■ Document excerpt:
▬▬▬▬▬▬

Urgent, how to render these surfaces?

Hi,

I need to visualize some isosurfaces with GLUT. Since I am a beginner of opengl, I don’t want to bother studying how to do isosurface extraction from a field. I use IBM openDX to extract isosurfaces from a field (specifically, a turbulent flow field) and output the isosurfaces represented by a bouch of triangles. Then I want to see the isosurfaces approximated by the triangles with GLUT.

Now I can see those surfaces with GLUT, however, they don’t look like 3D stuff, but like some 2D stuff no matter what view point I take. I suspect that I might need to do some lighting and material setup. Can somebody give me an example doing the job. So far I don’t have to make it pretty, but need to make it work.

Thanks a lot!

▬▬▬▬▬▬

■ Dataset excerpt:
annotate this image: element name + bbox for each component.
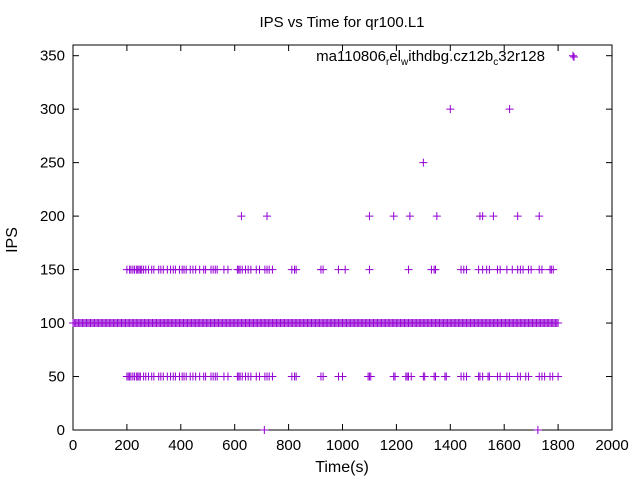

▬▬▬▬▬▬

■ Short problem: Translate this sentence from the forum post on rendering isosurfaces into Spanish: "I suspect that I might need to do some lighting and material setup."

■ Task solution: Sospecho que quizá necesite configurar la iluminación y los materiales.